Dataset entries >>
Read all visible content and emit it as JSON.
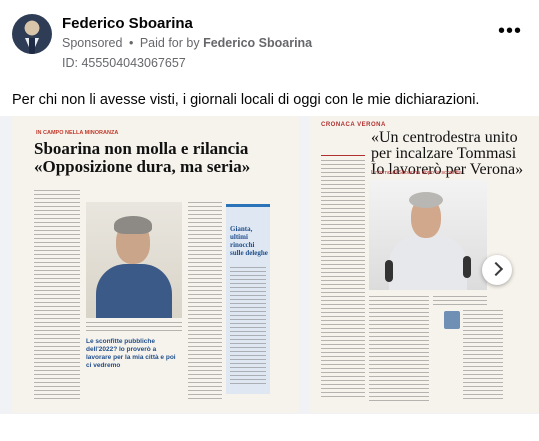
{
  "post": {
    "author_name": "Federico Sboarina",
    "sponsored_label": "Sponsored",
    "separator": "•",
    "paid_prefix": "Paid for by",
    "payer_name": "Federico Sboarina",
    "ad_id": "ID: 455504043067657",
    "more_label": "•••",
    "text": "Per chi non li avesse visti, i giornali locali di oggi con le mie dichiarazioni."
  },
  "carousel": {
    "slides": [
      {
        "kicker": "IN CAMPO NELLA MINORANZA",
        "headline_line1": "Sboarina non molla e rilancia",
        "headline_line2": "«Opposizione dura, ma seria»",
        "quote": "Le sconfitte pubbliche dell'2022? Io proverò a lavorare per la mia città e poi ci vedremo",
        "side_title": "Gianta, ultimi rinocchi sulle deleghe"
      },
      {
        "section": "CRONACA VERONA",
        "headline_line1": "«Un centrodestra unito",
        "headline_line2": "per incalzare Tommasi",
        "headline_line3": "Io lavorerò per Verona»",
        "subline": "Il ritorno di Sboarina dopo la sconfitta"
      }
    ],
    "next_icon": "chevron-right-icon"
  },
  "colors": {
    "name": "#050505",
    "secondary": "#65676b",
    "accent_red": "#c0392b",
    "accent_blue": "#1f4e8c"
  }
}
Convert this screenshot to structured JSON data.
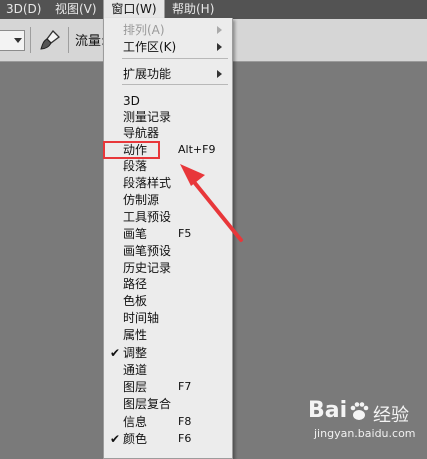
{
  "menubar": {
    "items": [
      {
        "label": "3D(D)"
      },
      {
        "label": "视图(V)"
      },
      {
        "label": "窗口(W)"
      },
      {
        "label": "帮助(H)"
      }
    ]
  },
  "options_bar": {
    "flow_label": "流量:"
  },
  "window_menu": {
    "items": [
      {
        "label": "排列(A)",
        "shortcut": "",
        "submenu": true,
        "disabled": true,
        "checked": false
      },
      {
        "label": "工作区(K)",
        "shortcut": "",
        "submenu": true,
        "disabled": false,
        "checked": false
      },
      {
        "label": "扩展功能",
        "shortcut": "",
        "submenu": true,
        "disabled": false,
        "checked": false
      },
      {
        "label": "3D",
        "shortcut": "",
        "submenu": false,
        "disabled": false,
        "checked": false
      },
      {
        "label": "测量记录",
        "shortcut": "",
        "submenu": false,
        "disabled": false,
        "checked": false
      },
      {
        "label": "导航器",
        "shortcut": "",
        "submenu": false,
        "disabled": false,
        "checked": false
      },
      {
        "label": "动作",
        "shortcut": "Alt+F9",
        "submenu": false,
        "disabled": false,
        "checked": false
      },
      {
        "label": "段落",
        "shortcut": "",
        "submenu": false,
        "disabled": false,
        "checked": false
      },
      {
        "label": "段落样式",
        "shortcut": "",
        "submenu": false,
        "disabled": false,
        "checked": false
      },
      {
        "label": "仿制源",
        "shortcut": "",
        "submenu": false,
        "disabled": false,
        "checked": false
      },
      {
        "label": "工具预设",
        "shortcut": "",
        "submenu": false,
        "disabled": false,
        "checked": false
      },
      {
        "label": "画笔",
        "shortcut": "F5",
        "submenu": false,
        "disabled": false,
        "checked": false
      },
      {
        "label": "画笔预设",
        "shortcut": "",
        "submenu": false,
        "disabled": false,
        "checked": false
      },
      {
        "label": "历史记录",
        "shortcut": "",
        "submenu": false,
        "disabled": false,
        "checked": false
      },
      {
        "label": "路径",
        "shortcut": "",
        "submenu": false,
        "disabled": false,
        "checked": false
      },
      {
        "label": "色板",
        "shortcut": "",
        "submenu": false,
        "disabled": false,
        "checked": false
      },
      {
        "label": "时间轴",
        "shortcut": "",
        "submenu": false,
        "disabled": false,
        "checked": false
      },
      {
        "label": "属性",
        "shortcut": "",
        "submenu": false,
        "disabled": false,
        "checked": false
      },
      {
        "label": "调整",
        "shortcut": "",
        "submenu": false,
        "disabled": false,
        "checked": true
      },
      {
        "label": "通道",
        "shortcut": "",
        "submenu": false,
        "disabled": false,
        "checked": false
      },
      {
        "label": "图层",
        "shortcut": "F7",
        "submenu": false,
        "disabled": false,
        "checked": false
      },
      {
        "label": "图层复合",
        "shortcut": "",
        "submenu": false,
        "disabled": false,
        "checked": false
      },
      {
        "label": "信息",
        "shortcut": "F8",
        "submenu": false,
        "disabled": false,
        "checked": false
      },
      {
        "label": "颜色",
        "shortcut": "F6",
        "submenu": false,
        "disabled": false,
        "checked": true
      }
    ]
  },
  "annotation": {
    "highlight_color": "#e8373a"
  },
  "watermark": {
    "logo": "Bai",
    "cn": "经验",
    "url": "jingyan.baidu.com"
  },
  "icons": {
    "combo_arrow": "chevron-down-icon",
    "brush": "brush-icon",
    "submenu": "chevron-right-icon",
    "check": "check-icon",
    "paw": "baidu-paw-icon"
  }
}
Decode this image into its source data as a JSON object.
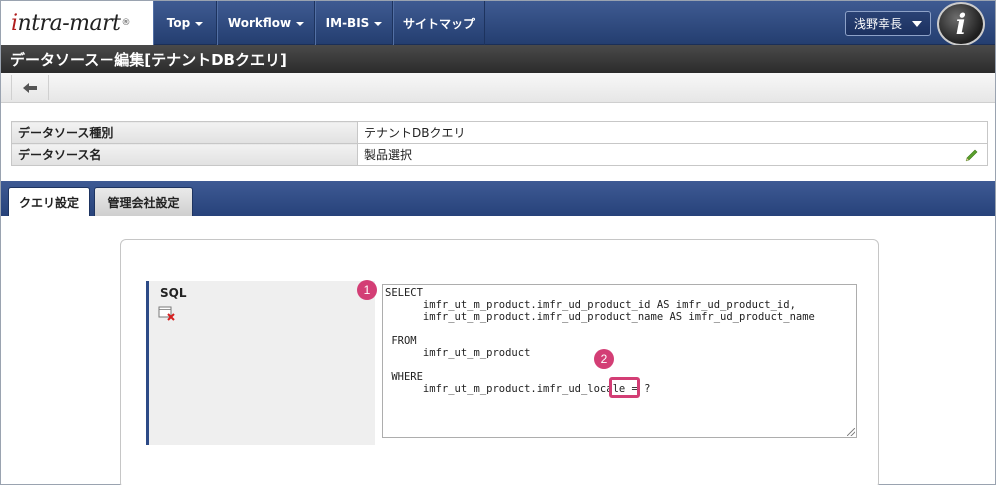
{
  "logo": {
    "text_i": "i",
    "text_rest": "ntra-mart",
    "reg": "®"
  },
  "nav": [
    {
      "label": "Top",
      "dropdown": true
    },
    {
      "label": "Workflow",
      "dropdown": true
    },
    {
      "label": "IM-BIS",
      "dropdown": true
    },
    {
      "label": "サイトマップ",
      "dropdown": false
    }
  ],
  "user": {
    "name": "浅野幸長"
  },
  "badge_letter": "i",
  "page_title": "データソース－編集[テナントDBクエリ]",
  "info": [
    {
      "label": "データソース種別",
      "value": "テナントDBクエリ",
      "editable": false
    },
    {
      "label": "データソース名",
      "value": "製品選択",
      "editable": true
    }
  ],
  "tabs": [
    {
      "label": "クエリ設定",
      "active": true
    },
    {
      "label": "管理会社設定",
      "active": false
    }
  ],
  "sql": {
    "label": "SQL",
    "text": "SELECT\n      imfr_ut_m_product.imfr_ud_product_id AS imfr_ud_product_id,\n      imfr_ut_m_product.imfr_ud_product_name AS imfr_ud_product_name\n\n FROM\n      imfr_ut_m_product\n\n WHERE\n      imfr_ut_m_product.imfr_ud_locale = ?"
  },
  "annotations": [
    "1",
    "2"
  ],
  "colors": {
    "nav_bg": "#2f4a80",
    "title_bg": "#333333",
    "accent": "#d33e75"
  }
}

Description of the task >> The data should be printed again unchanged; leave its pictures out.

Solution for this task >>
Read all visible content and emit it as JSON.
{
  "post": {
    "author_name": "Federico Sboarina",
    "sponsored_label": "Sponsored",
    "separator": "•",
    "paid_prefix": "Paid for by",
    "payer_name": "Federico Sboarina",
    "ad_id": "ID: 455504043067657",
    "more_label": "•••",
    "text": "Per chi non li avesse visti, i giornali locali di oggi con le mie dichiarazioni."
  },
  "carousel": {
    "slides": [
      {
        "kicker": "IN CAMPO NELLA MINORANZA",
        "headline_line1": "Sboarina non molla e rilancia",
        "headline_line2": "«Opposizione dura, ma seria»",
        "quote": "Le sconfitte pubbliche dell'2022? Io proverò a lavorare per la mia città e poi ci vedremo",
        "side_title": "Gianta, ultimi rinocchi sulle deleghe"
      },
      {
        "section": "CRONACA VERONA",
        "headline_line1": "«Un centrodestra unito",
        "headline_line2": "per incalzare Tommasi",
        "headline_line3": "Io lavorerò per Verona»",
        "subline": "Il ritorno di Sboarina dopo la sconfitta"
      }
    ],
    "next_icon": "chevron-right-icon"
  },
  "colors": {
    "name": "#050505",
    "secondary": "#65676b",
    "accent_red": "#c0392b",
    "accent_blue": "#1f4e8c"
  }
}
Convert this screenshot to structured JSON data.
{
  "menubar": {
    "items": [
      {
        "label": "3D(D)"
      },
      {
        "label": "视图(V)"
      },
      {
        "label": "窗口(W)"
      },
      {
        "label": "帮助(H)"
      }
    ]
  },
  "options_bar": {
    "flow_label": "流量:"
  },
  "window_menu": {
    "items": [
      {
        "label": "排列(A)",
        "shortcut": "",
        "submenu": true,
        "disabled": true,
        "checked": false
      },
      {
        "label": "工作区(K)",
        "shortcut": "",
        "submenu": true,
        "disabled": false,
        "checked": false
      },
      {
        "label": "扩展功能",
        "shortcut": "",
        "submenu": true,
        "disabled": false,
        "checked": false
      },
      {
        "label": "3D",
        "shortcut": "",
        "submenu": false,
        "disabled": false,
        "checked": false
      },
      {
        "label": "测量记录",
        "shortcut": "",
        "submenu": false,
        "disabled": false,
        "checked": false
      },
      {
        "label": "导航器",
        "shortcut": "",
        "submenu": false,
        "disabled": false,
        "checked": false
      },
      {
        "label": "动作",
        "shortcut": "Alt+F9",
        "submenu": false,
        "disabled": false,
        "checked": false
      },
      {
        "label": "段落",
        "shortcut": "",
        "submenu": false,
        "disabled": false,
        "checked": false
      },
      {
        "label": "段落样式",
        "shortcut": "",
        "submenu": false,
        "disabled": false,
        "checked": false
      },
      {
        "label": "仿制源",
        "shortcut": "",
        "submenu": false,
        "disabled": false,
        "checked": false
      },
      {
        "label": "工具预设",
        "shortcut": "",
        "submenu": false,
        "disabled": false,
        "checked": false
      },
      {
        "label": "画笔",
        "shortcut": "F5",
        "submenu": false,
        "disabled": false,
        "checked": false
      },
      {
        "label": "画笔预设",
        "shortcut": "",
        "submenu": false,
        "disabled": false,
        "checked": false
      },
      {
        "label": "历史记录",
        "shortcut": "",
        "submenu": false,
        "disabled": false,
        "checked": false
      },
      {
        "label": "路径",
        "shortcut": "",
        "submenu": false,
        "disabled": false,
        "checked": false
      },
      {
        "label": "色板",
        "shortcut": "",
        "submenu": false,
        "disabled": false,
        "checked": false
      },
      {
        "label": "时间轴",
        "shortcut": "",
        "submenu": false,
        "disabled": false,
        "checked": false
      },
      {
        "label": "属性",
        "shortcut": "",
        "submenu": false,
        "disabled": false,
        "checked": false
      },
      {
        "label": "调整",
        "shortcut": "",
        "submenu": false,
        "disabled": false,
        "checked": true
      },
      {
        "label": "通道",
        "shortcut": "",
        "submenu": false,
        "disabled": false,
        "checked": false
      },
      {
        "label": "图层",
        "shortcut": "F7",
        "submenu": false,
        "disabled": false,
        "checked": false
      },
      {
        "label": "图层复合",
        "shortcut": "",
        "submenu": false,
        "disabled": false,
        "checked": false
      },
      {
        "label": "信息",
        "shortcut": "F8",
        "submenu": false,
        "disabled": false,
        "checked": false
      },
      {
        "label": "颜色",
        "shortcut": "F6",
        "submenu": false,
        "disabled": false,
        "checked": true
      }
    ]
  },
  "annotation": {
    "highlight_color": "#e8373a"
  },
  "watermark": {
    "logo": "Bai",
    "cn": "经验",
    "url": "jingyan.baidu.com"
  },
  "icons": {
    "combo_arrow": "chevron-down-icon",
    "brush": "brush-icon",
    "submenu": "chevron-right-icon",
    "check": "check-icon",
    "paw": "baidu-paw-icon"
  }
}
Decode this image into its source data as a JSON object.
{
  "logo": {
    "text_i": "i",
    "text_rest": "ntra-mart",
    "reg": "®"
  },
  "nav": [
    {
      "label": "Top",
      "dropdown": true
    },
    {
      "label": "Workflow",
      "dropdown": true
    },
    {
      "label": "IM-BIS",
      "dropdown": true
    },
    {
      "label": "サイトマップ",
      "dropdown": false
    }
  ],
  "user": {
    "name": "浅野幸長"
  },
  "badge_letter": "i",
  "page_title": "データソース－編集[テナントDBクエリ]",
  "info": [
    {
      "label": "データソース種別",
      "value": "テナントDBクエリ",
      "editable": false
    },
    {
      "label": "データソース名",
      "value": "製品選択",
      "editable": true
    }
  ],
  "tabs": [
    {
      "label": "クエリ設定",
      "active": true
    },
    {
      "label": "管理会社設定",
      "active": false
    }
  ],
  "sql": {
    "label": "SQL",
    "text": "SELECT\n      imfr_ut_m_product.imfr_ud_product_id AS imfr_ud_product_id,\n      imfr_ut_m_product.imfr_ud_product_name AS imfr_ud_product_name\n\n FROM\n      imfr_ut_m_product\n\n WHERE\n      imfr_ut_m_product.imfr_ud_locale = ?"
  },
  "annotations": [
    "1",
    "2"
  ],
  "colors": {
    "nav_bg": "#2f4a80",
    "title_bg": "#333333",
    "accent": "#d33e75"
  }
}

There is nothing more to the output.